Сведение скупости отца к простительной слабости делается мемуаристом за счет упрощения темы нищеты, хотя и служит мерой митигации собственного страха. Ведь под нищетой доктор Достоевский имел в виду грядущую нищету, т.е. нищету, не приносящую неудобств в настоящем, но призванную вызвать страх перед будущим. Возможно, сознавая, что тема "нищеты" служила доктору Достоевскому своего рода ширмой, избранной как инструмент контроля, мемуарист старается увести читателя, а, возможно, и себя, именно от такого толкования.
"Я припоминаю еще и другие слова отца, которые служили не нравоучением, а скорее остановкою и предостережением. Я уже говорил неоднократно, что брат Федор был слишком горяч, энегрично отстаивал свои убеждения и был довольно резок на слова. При таких проявлениях со стороны брата папенька неоднократно говаривал: вhOЭй, Федя, уймись, не сдобровать тебе... быть тебе под красной шапкой!' Я привожу слова эти, вовсе не ставя их за пророческие, пророчество есть следствие предвидения; отец же никогда предположить не хотел и не мог, чтобы дети его учинили что-нибудь худое, так как он был в детях своих уверен. Привел же я слова эти в удостоверение пылкости братнего характера во время его юности" (31).
.
======
Список заданий →
a) Перескажите короче абзац фрагмента, начинающийся словами «Сведение скупости отца», в виде списка и сохраните его основные факты.
b) Верните дословно отрывок фрагмента: начните со слов «Сведение скупости отца» и остановитесь после слов «от такого толкования.».

Записи коллекции:
======
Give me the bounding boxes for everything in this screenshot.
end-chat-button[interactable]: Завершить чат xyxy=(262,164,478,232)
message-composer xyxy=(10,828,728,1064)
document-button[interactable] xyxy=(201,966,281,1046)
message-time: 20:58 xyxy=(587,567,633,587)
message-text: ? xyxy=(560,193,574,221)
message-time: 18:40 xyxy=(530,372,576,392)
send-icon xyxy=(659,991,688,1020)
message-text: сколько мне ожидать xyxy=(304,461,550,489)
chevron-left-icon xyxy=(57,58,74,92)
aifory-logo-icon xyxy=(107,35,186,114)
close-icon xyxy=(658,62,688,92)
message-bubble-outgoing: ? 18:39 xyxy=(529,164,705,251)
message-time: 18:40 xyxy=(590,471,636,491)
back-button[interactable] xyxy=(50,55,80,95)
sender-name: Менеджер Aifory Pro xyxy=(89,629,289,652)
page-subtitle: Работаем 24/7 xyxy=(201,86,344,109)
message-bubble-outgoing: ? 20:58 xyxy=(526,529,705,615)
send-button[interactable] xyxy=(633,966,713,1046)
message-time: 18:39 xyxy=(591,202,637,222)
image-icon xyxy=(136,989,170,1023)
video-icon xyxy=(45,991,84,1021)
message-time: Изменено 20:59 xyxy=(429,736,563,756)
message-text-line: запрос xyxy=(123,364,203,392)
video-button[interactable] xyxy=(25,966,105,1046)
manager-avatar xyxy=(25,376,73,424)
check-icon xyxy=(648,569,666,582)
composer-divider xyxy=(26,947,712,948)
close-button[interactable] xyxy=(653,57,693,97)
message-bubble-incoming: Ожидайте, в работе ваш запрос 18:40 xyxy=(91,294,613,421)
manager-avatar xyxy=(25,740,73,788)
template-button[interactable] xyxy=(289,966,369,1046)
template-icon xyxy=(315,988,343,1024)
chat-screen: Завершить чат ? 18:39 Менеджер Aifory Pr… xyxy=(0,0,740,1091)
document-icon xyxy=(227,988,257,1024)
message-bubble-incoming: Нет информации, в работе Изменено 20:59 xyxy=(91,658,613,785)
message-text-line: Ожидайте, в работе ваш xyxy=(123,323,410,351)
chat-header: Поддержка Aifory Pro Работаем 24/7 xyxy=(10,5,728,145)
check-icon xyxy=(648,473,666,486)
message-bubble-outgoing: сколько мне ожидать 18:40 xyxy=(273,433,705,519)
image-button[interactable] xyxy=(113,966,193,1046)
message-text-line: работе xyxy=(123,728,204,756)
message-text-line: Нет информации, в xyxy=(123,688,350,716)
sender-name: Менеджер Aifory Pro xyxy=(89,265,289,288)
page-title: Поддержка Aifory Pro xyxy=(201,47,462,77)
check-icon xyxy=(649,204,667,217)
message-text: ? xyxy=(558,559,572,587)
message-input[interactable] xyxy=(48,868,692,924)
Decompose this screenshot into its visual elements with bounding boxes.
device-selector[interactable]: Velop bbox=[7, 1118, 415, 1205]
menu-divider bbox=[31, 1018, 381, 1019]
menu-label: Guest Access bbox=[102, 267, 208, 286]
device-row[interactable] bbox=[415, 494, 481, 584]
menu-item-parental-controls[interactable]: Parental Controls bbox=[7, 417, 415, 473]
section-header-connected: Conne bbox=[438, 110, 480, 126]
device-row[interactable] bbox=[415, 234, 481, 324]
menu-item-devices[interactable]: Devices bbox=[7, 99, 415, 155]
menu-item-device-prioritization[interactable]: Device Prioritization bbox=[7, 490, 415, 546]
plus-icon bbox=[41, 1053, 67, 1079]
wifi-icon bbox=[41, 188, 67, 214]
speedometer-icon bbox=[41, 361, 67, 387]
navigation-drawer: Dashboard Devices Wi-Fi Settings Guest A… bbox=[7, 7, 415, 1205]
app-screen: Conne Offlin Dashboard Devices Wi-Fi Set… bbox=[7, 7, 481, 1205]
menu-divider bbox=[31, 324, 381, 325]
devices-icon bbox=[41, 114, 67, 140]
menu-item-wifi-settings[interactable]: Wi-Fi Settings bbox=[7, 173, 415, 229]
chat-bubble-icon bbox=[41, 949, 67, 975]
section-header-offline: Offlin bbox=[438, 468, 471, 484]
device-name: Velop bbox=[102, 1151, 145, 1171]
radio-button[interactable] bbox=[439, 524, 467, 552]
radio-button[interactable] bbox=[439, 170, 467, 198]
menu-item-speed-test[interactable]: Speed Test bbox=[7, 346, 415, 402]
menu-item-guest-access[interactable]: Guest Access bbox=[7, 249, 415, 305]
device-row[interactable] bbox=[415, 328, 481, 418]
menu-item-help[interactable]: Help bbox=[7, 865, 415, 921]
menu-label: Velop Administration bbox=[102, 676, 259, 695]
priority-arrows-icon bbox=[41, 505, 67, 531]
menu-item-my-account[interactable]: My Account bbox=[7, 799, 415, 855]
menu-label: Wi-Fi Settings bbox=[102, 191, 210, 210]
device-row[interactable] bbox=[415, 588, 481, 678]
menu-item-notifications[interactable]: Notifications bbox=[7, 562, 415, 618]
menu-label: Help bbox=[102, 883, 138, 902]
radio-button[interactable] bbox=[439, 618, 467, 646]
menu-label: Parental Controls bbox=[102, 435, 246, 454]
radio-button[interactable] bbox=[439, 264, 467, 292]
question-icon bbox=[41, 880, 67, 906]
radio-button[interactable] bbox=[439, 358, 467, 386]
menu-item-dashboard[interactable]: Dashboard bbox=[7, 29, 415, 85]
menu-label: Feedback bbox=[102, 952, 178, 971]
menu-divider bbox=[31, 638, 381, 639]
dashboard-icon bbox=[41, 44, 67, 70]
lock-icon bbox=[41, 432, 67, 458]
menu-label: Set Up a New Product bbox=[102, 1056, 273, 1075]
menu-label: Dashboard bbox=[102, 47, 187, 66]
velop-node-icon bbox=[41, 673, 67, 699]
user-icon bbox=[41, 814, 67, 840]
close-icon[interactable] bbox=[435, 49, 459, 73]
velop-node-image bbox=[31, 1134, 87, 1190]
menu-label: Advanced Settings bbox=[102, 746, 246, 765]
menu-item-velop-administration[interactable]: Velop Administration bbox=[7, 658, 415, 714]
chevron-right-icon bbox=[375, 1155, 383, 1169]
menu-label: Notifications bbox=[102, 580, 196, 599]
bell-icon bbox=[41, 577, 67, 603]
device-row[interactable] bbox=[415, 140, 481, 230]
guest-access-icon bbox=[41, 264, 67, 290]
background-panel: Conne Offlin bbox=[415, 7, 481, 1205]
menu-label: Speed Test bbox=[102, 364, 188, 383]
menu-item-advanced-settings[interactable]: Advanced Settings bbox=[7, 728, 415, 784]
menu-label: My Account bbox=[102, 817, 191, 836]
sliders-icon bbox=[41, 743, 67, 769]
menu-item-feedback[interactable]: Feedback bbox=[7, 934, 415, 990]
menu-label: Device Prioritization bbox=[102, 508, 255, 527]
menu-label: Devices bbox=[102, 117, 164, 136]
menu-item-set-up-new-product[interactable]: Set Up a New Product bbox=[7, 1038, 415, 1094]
======
Ожидаемые ответы →
a)
- Мемуарист сводит скупость отца к простительной слабости и тем самым упрощает тему нищеты. Это также смягчает его собственный страх.
- Доктор Достоевский говорил о грядущей нищете. Она не доставляла неудобств в настоящем, но должна была вызывать страх перед будущим.
- Тема «нищеты», возможно, служила доктору Достоевскому ширмой и инструментом контроля. Сознавая это, мемуарист, вероятно, уводит от такого толкования читателя, а возможно, и себя.

b)
Сведение скупости отца к простительной слабости делается мемуаристом за счет упрощения темы нищеты, хотя и служит мерой митигации собственного страха. Ведь под нищетой доктор Достоевский имел в виду грядущую нищету, т.е. нищету, не приносящую неудобств в настоящем, но призванную вызвать страх перед будущим. Возможно, сознавая, что тема "нищеты" служила доктору Достоевскому своего рода ширмой, избранной как инструмент контроля, мемуарист старается увести читателя, а, возможно, и себя, именно от такого толкования.